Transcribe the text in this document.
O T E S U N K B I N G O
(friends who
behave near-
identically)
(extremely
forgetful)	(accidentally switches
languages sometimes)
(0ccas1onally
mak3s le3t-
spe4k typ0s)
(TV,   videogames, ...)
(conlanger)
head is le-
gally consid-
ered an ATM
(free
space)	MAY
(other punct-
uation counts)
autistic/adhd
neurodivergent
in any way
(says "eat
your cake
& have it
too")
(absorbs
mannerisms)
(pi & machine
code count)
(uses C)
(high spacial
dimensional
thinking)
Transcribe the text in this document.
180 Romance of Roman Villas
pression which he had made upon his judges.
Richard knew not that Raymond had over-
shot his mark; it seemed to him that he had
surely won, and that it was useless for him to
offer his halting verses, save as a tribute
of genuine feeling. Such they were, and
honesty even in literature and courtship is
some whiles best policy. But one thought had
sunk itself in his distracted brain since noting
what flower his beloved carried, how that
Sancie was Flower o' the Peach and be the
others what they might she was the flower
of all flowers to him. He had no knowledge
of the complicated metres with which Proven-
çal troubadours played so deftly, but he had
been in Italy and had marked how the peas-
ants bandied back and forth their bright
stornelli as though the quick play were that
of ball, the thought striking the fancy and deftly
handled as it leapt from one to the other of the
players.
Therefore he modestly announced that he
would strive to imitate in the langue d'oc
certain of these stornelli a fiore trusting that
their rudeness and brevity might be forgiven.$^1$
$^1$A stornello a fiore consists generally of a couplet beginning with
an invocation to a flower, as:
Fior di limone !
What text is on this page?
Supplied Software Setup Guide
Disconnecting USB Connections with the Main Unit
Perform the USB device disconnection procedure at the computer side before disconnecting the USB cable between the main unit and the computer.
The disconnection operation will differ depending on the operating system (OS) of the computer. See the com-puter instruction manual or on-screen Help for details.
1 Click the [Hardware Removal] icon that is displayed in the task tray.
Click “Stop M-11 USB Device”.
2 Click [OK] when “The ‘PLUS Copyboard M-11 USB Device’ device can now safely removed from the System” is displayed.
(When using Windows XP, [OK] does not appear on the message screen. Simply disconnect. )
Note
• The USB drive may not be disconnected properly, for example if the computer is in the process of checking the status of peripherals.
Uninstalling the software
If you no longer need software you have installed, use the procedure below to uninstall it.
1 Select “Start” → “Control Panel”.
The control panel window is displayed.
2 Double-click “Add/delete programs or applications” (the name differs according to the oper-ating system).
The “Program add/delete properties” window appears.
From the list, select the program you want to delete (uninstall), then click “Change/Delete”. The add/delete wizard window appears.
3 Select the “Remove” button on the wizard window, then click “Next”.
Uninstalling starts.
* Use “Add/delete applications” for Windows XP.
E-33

----

The word "procedure" may appear on some lines of these records; state how many such lines there are, and nothing else.

**Exercise solution:**
2